** begin Stored data **

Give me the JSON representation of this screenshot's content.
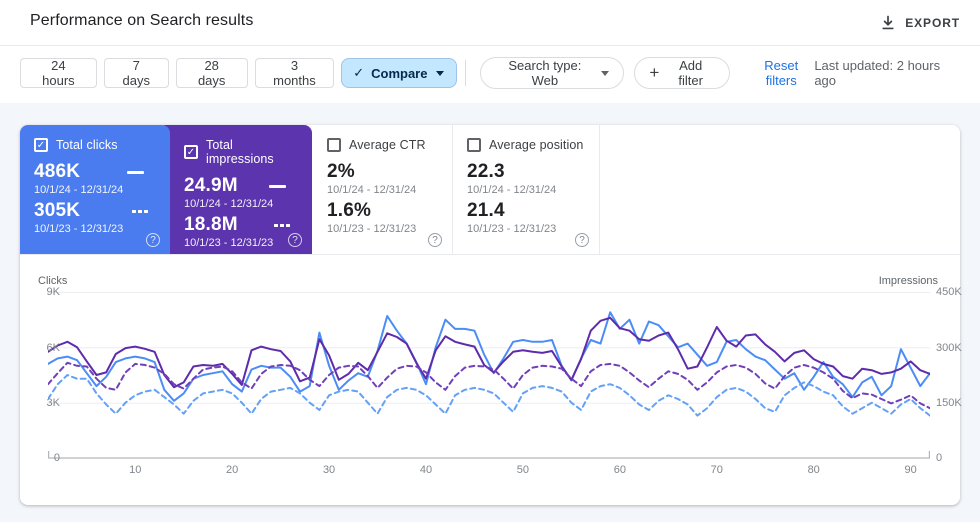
{
  "header": {
    "title": "Performance on Search results",
    "export_label": "EXPORT"
  },
  "filters": {
    "date_ranges": [
      "24 hours",
      "7 days",
      "28 days",
      "3 months"
    ],
    "compare_label": "Compare",
    "search_type_label": "Search type: Web",
    "add_filter_label": "Add filter",
    "add_filter_plus": "+",
    "compare_check": "✓",
    "reset_label": "Reset filters",
    "last_updated": "Last updated: 2 hours ago"
  },
  "metrics": {
    "cards": [
      {
        "label": "Total clicks",
        "checked": true,
        "color": "#4a7cf0",
        "current": "486K",
        "current_range": "10/1/24 - 12/31/24",
        "previous": "305K",
        "previous_range": "10/1/23 - 12/31/23",
        "help": "?"
      },
      {
        "label": "Total impressions",
        "checked": true,
        "color": "#5c34ad",
        "current": "24.9M",
        "current_range": "10/1/24 - 12/31/24",
        "previous": "18.8M",
        "previous_range": "10/1/23 - 12/31/23",
        "help": "?"
      },
      {
        "label": "Average CTR",
        "checked": false,
        "current": "2%",
        "current_range": "10/1/24 - 12/31/24",
        "previous": "1.6%",
        "previous_range": "10/1/23 - 12/31/23",
        "help": "?"
      },
      {
        "label": "Average position",
        "checked": false,
        "current": "22.3",
        "current_range": "10/1/24 - 12/31/24",
        "previous": "21.4",
        "previous_range": "10/1/23 - 12/31/23",
        "help": "?"
      }
    ]
  },
  "chart_data": {
    "type": "line",
    "title": "Clicks and impressions over time, current vs previous period",
    "x_axis": {
      "unit": "day index of quarter",
      "range": [
        1,
        92
      ],
      "label_ticks": [
        10,
        20,
        30,
        40,
        50,
        60,
        70,
        80,
        90
      ]
    },
    "left_axis": {
      "title": "Clicks",
      "ticks": [
        "9K",
        "6K",
        "3K",
        "0"
      ],
      "max_k": 9
    },
    "right_axis": {
      "title": "Impressions",
      "ticks": [
        "450K",
        "300K",
        "150K",
        "0"
      ],
      "max_k": 450
    },
    "grid": "horizontal only",
    "legend_position": "in metric cards (solid = current period, dashed = previous period)",
    "series": [
      {
        "id": "clicks-current",
        "name": "Total clicks 10/1/24 - 12/31/24",
        "axis": "left",
        "units": "thousands",
        "dashed": false,
        "color": "#4c8df5",
        "values": [
          5.1,
          5.4,
          5.5,
          5.3,
          4.6,
          3.9,
          4.4,
          5.2,
          5.4,
          5.5,
          5.4,
          5.2,
          3.7,
          3.1,
          3.5,
          4.3,
          4.5,
          4.6,
          4.7,
          4.0,
          3.6,
          4.8,
          5.0,
          4.9,
          4.9,
          4.4,
          3.6,
          3.9,
          6.8,
          5.0,
          3.7,
          4.2,
          4.6,
          4.4,
          5.8,
          7.7,
          6.9,
          6.2,
          5.2,
          4.0,
          6.0,
          7.5,
          7.0,
          7.0,
          6.9,
          5.6,
          4.6,
          5.4,
          6.3,
          6.4,
          6.3,
          6.3,
          6.4,
          5.0,
          4.2,
          5.4,
          6.4,
          6.2,
          7.9,
          7.0,
          7.5,
          6.2,
          7.4,
          7.2,
          6.6,
          6.0,
          6.2,
          5.6,
          5.0,
          5.2,
          6.3,
          6.4,
          5.9,
          5.5,
          5.3,
          4.8,
          4.3,
          4.6,
          3.7,
          4.4,
          5.2,
          4.4,
          4.0,
          3.3,
          4.1,
          4.4,
          3.4,
          3.9,
          5.9,
          4.9,
          3.9,
          4.6
        ]
      },
      {
        "id": "impressions-current",
        "name": "Total impressions 10/1/24 - 12/31/24",
        "axis": "right",
        "units": "thousands",
        "dashed": false,
        "color": "#5e2cab",
        "values": [
          288,
          305,
          315,
          300,
          262,
          225,
          232,
          282,
          298,
          302,
          296,
          288,
          225,
          192,
          205,
          248,
          252,
          250,
          255,
          228,
          198,
          292,
          302,
          295,
          290,
          262,
          208,
          218,
          322,
          278,
          212,
          228,
          258,
          238,
          288,
          338,
          328,
          310,
          258,
          215,
          292,
          330,
          315,
          308,
          302,
          252,
          232,
          262,
          288,
          292,
          288,
          285,
          290,
          248,
          212,
          268,
          345,
          372,
          380,
          352,
          345,
          322,
          318,
          332,
          340,
          295,
          242,
          248,
          300,
          355,
          318,
          302,
          332,
          335,
          308,
          288,
          262,
          285,
          292,
          268,
          255,
          248,
          222,
          215,
          242,
          238,
          228,
          232,
          242,
          262,
          238,
          228
        ]
      },
      {
        "id": "clicks-previous",
        "name": "Total clicks 10/1/23 - 12/31/23",
        "axis": "left",
        "units": "thousands",
        "dashed": true,
        "color": "#64a1f6",
        "values": [
          3.2,
          4.0,
          4.5,
          4.3,
          4.3,
          3.5,
          2.9,
          2.4,
          3.0,
          3.4,
          3.6,
          3.7,
          3.3,
          2.9,
          2.4,
          3.1,
          3.5,
          3.6,
          3.7,
          3.5,
          3.0,
          2.4,
          3.2,
          3.6,
          3.7,
          3.8,
          3.5,
          3.0,
          2.6,
          3.4,
          3.6,
          3.7,
          3.6,
          3.0,
          2.4,
          3.3,
          3.7,
          3.8,
          3.7,
          3.4,
          2.9,
          2.4,
          3.4,
          3.7,
          3.8,
          3.7,
          3.5,
          3.0,
          2.5,
          3.5,
          3.8,
          3.9,
          3.8,
          3.6,
          3.0,
          2.6,
          3.6,
          3.9,
          4.0,
          3.8,
          3.4,
          2.9,
          2.6,
          3.1,
          3.4,
          3.2,
          2.9,
          2.3,
          2.7,
          3.3,
          3.7,
          3.8,
          3.6,
          3.2,
          2.7,
          2.5,
          3.4,
          3.8,
          4.1,
          3.9,
          3.6,
          3.4,
          2.8,
          2.4,
          2.7,
          3.0,
          2.7,
          2.4,
          2.9,
          3.2,
          2.7,
          2.3
        ]
      },
      {
        "id": "impressions-previous",
        "name": "Total impressions 10/1/23 - 12/31/23",
        "axis": "right",
        "units": "thousands",
        "dashed": true,
        "color": "#7040bb",
        "values": [
          200,
          230,
          258,
          250,
          248,
          215,
          190,
          185,
          232,
          255,
          252,
          245,
          228,
          200,
          188,
          215,
          240,
          245,
          248,
          235,
          205,
          188,
          228,
          248,
          252,
          250,
          238,
          212,
          195,
          225,
          245,
          250,
          248,
          222,
          190,
          218,
          242,
          250,
          248,
          232,
          205,
          185,
          222,
          245,
          250,
          248,
          240,
          215,
          188,
          225,
          245,
          250,
          248,
          242,
          215,
          195,
          235,
          252,
          255,
          250,
          232,
          210,
          192,
          215,
          235,
          228,
          212,
          185,
          205,
          232,
          248,
          252,
          245,
          228,
          202,
          188,
          222,
          245,
          252,
          245,
          232,
          215,
          182,
          162,
          175,
          172,
          160,
          148,
          158,
          170,
          148,
          135
        ]
      }
    ]
  }
}
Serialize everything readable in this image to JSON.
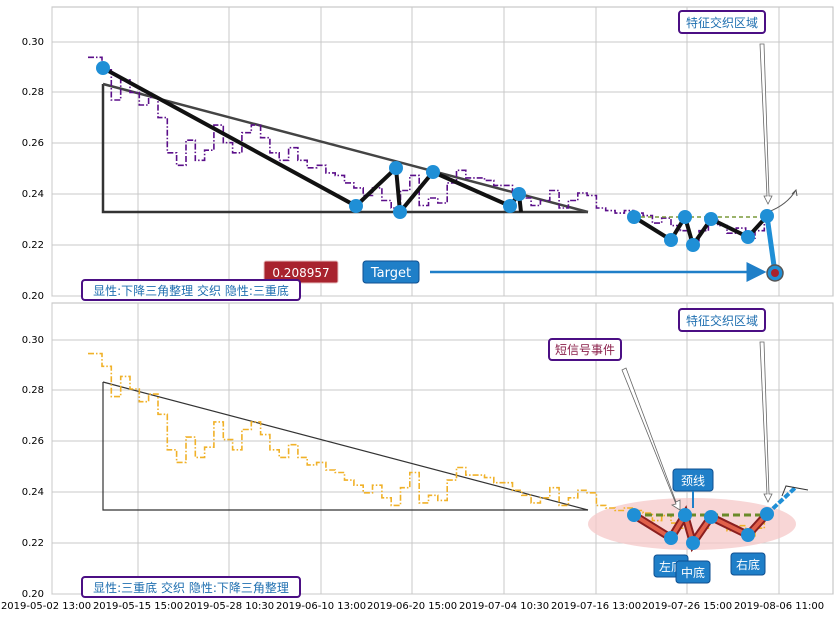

** end Stored data **

*Written task:* Every record above should be written out again exactly; the pictures stay out of the copy.

*Worked solution:*
Give me the JSON representation of this screenshot's content.
{
  "header": {
    "title": "Performance on Search results",
    "export_label": "EXPORT"
  },
  "filters": {
    "date_ranges": [
      "24 hours",
      "7 days",
      "28 days",
      "3 months"
    ],
    "compare_label": "Compare",
    "search_type_label": "Search type: Web",
    "add_filter_label": "Add filter",
    "add_filter_plus": "+",
    "compare_check": "✓",
    "reset_label": "Reset filters",
    "last_updated": "Last updated: 2 hours ago"
  },
  "metrics": {
    "cards": [
      {
        "label": "Total clicks",
        "checked": true,
        "color": "#4a7cf0",
        "current": "486K",
        "current_range": "10/1/24 - 12/31/24",
        "previous": "305K",
        "previous_range": "10/1/23 - 12/31/23",
        "help": "?"
      },
      {
        "label": "Total impressions",
        "checked": true,
        "color": "#5c34ad",
        "current": "24.9M",
        "current_range": "10/1/24 - 12/31/24",
        "previous": "18.8M",
        "previous_range": "10/1/23 - 12/31/23",
        "help": "?"
      },
      {
        "label": "Average CTR",
        "checked": false,
        "current": "2%",
        "current_range": "10/1/24 - 12/31/24",
        "previous": "1.6%",
        "previous_range": "10/1/23 - 12/31/23",
        "help": "?"
      },
      {
        "label": "Average position",
        "checked": false,
        "current": "22.3",
        "current_range": "10/1/24 - 12/31/24",
        "previous": "21.4",
        "previous_range": "10/1/23 - 12/31/23",
        "help": "?"
      }
    ]
  },
  "chart_data": {
    "type": "line",
    "title": "Clicks and impressions over time, current vs previous period",
    "x_axis": {
      "unit": "day index of quarter",
      "range": [
        1,
        92
      ],
      "label_ticks": [
        10,
        20,
        30,
        40,
        50,
        60,
        70,
        80,
        90
      ]
    },
    "left_axis": {
      "title": "Clicks",
      "ticks": [
        "9K",
        "6K",
        "3K",
        "0"
      ],
      "max_k": 9
    },
    "right_axis": {
      "title": "Impressions",
      "ticks": [
        "450K",
        "300K",
        "150K",
        "0"
      ],
      "max_k": 450
    },
    "grid": "horizontal only",
    "legend_position": "in metric cards (solid = current period, dashed = previous period)",
    "series": [
      {
        "id": "clicks-current",
        "name": "Total clicks 10/1/24 - 12/31/24",
        "axis": "left",
        "units": "thousands",
        "dashed": false,
        "color": "#4c8df5",
        "values": [
          5.1,
          5.4,
          5.5,
          5.3,
          4.6,
          3.9,
          4.4,
          5.2,
          5.4,
          5.5,
          5.4,
          5.2,
          3.7,
          3.1,
          3.5,
          4.3,
          4.5,
          4.6,
          4.7,
          4.0,
          3.6,
          4.8,
          5.0,
          4.9,
          4.9,
          4.4,
          3.6,
          3.9,
          6.8,
          5.0,
          3.7,
          4.2,
          4.6,
          4.4,
          5.8,
          7.7,
          6.9,
          6.2,
          5.2,
          4.0,
          6.0,
          7.5,
          7.0,
          7.0,
          6.9,
          5.6,
          4.6,
          5.4,
          6.3,
          6.4,
          6.3,
          6.3,
          6.4,
          5.0,
          4.2,
          5.4,
          6.4,
          6.2,
          7.9,
          7.0,
          7.5,
          6.2,
          7.4,
          7.2,
          6.6,
          6.0,
          6.2,
          5.6,
          5.0,
          5.2,
          6.3,
          6.4,
          5.9,
          5.5,
          5.3,
          4.8,
          4.3,
          4.6,
          3.7,
          4.4,
          5.2,
          4.4,
          4.0,
          3.3,
          4.1,
          4.4,
          3.4,
          3.9,
          5.9,
          4.9,
          3.9,
          4.6
        ]
      },
      {
        "id": "impressions-current",
        "name": "Total impressions 10/1/24 - 12/31/24",
        "axis": "right",
        "units": "thousands",
        "dashed": false,
        "color": "#5e2cab",
        "values": [
          288,
          305,
          315,
          300,
          262,
          225,
          232,
          282,
          298,
          302,
          296,
          288,
          225,
          192,
          205,
          248,
          252,
          250,
          255,
          228,
          198,
          292,
          302,
          295,
          290,
          262,
          208,
          218,
          322,
          278,
          212,
          228,
          258,
          238,
          288,
          338,
          328,
          310,
          258,
          215,
          292,
          330,
          315,
          308,
          302,
          252,
          232,
          262,
          288,
          292,
          288,
          285,
          290,
          248,
          212,
          268,
          345,
          372,
          380,
          352,
          345,
          322,
          318,
          332,
          340,
          295,
          242,
          248,
          300,
          355,
          318,
          302,
          332,
          335,
          308,
          288,
          262,
          285,
          292,
          268,
          255,
          248,
          222,
          215,
          242,
          238,
          228,
          232,
          242,
          262,
          238,
          228
        ]
      },
      {
        "id": "clicks-previous",
        "name": "Total clicks 10/1/23 - 12/31/23",
        "axis": "left",
        "units": "thousands",
        "dashed": true,
        "color": "#64a1f6",
        "values": [
          3.2,
          4.0,
          4.5,
          4.3,
          4.3,
          3.5,
          2.9,
          2.4,
          3.0,
          3.4,
          3.6,
          3.7,
          3.3,
          2.9,
          2.4,
          3.1,
          3.5,
          3.6,
          3.7,
          3.5,
          3.0,
          2.4,
          3.2,
          3.6,
          3.7,
          3.8,
          3.5,
          3.0,
          2.6,
          3.4,
          3.6,
          3.7,
          3.6,
          3.0,
          2.4,
          3.3,
          3.7,
          3.8,
          3.7,
          3.4,
          2.9,
          2.4,
          3.4,
          3.7,
          3.8,
          3.7,
          3.5,
          3.0,
          2.5,
          3.5,
          3.8,
          3.9,
          3.8,
          3.6,
          3.0,
          2.6,
          3.6,
          3.9,
          4.0,
          3.8,
          3.4,
          2.9,
          2.6,
          3.1,
          3.4,
          3.2,
          2.9,
          2.3,
          2.7,
          3.3,
          3.7,
          3.8,
          3.6,
          3.2,
          2.7,
          2.5,
          3.4,
          3.8,
          4.1,
          3.9,
          3.6,
          3.4,
          2.8,
          2.4,
          2.7,
          3.0,
          2.7,
          2.4,
          2.9,
          3.2,
          2.7,
          2.3
        ]
      },
      {
        "id": "impressions-previous",
        "name": "Total impressions 10/1/23 - 12/31/23",
        "axis": "right",
        "units": "thousands",
        "dashed": true,
        "color": "#7040bb",
        "values": [
          200,
          230,
          258,
          250,
          248,
          215,
          190,
          185,
          232,
          255,
          252,
          245,
          228,
          200,
          188,
          215,
          240,
          245,
          248,
          235,
          205,
          188,
          228,
          248,
          252,
          250,
          238,
          212,
          195,
          225,
          245,
          250,
          248,
          222,
          190,
          218,
          242,
          250,
          248,
          232,
          205,
          185,
          222,
          245,
          250,
          248,
          240,
          215,
          188,
          225,
          245,
          250,
          248,
          242,
          215,
          195,
          235,
          252,
          255,
          250,
          232,
          210,
          192,
          215,
          235,
          228,
          212,
          185,
          205,
          232,
          248,
          252,
          245,
          228,
          202,
          188,
          222,
          245,
          252,
          245,
          232,
          215,
          182,
          162,
          175,
          172,
          160,
          148,
          158,
          170,
          148,
          135
        ]
      }
    ]
  }
}
Serialize everything readable in this image to JSON.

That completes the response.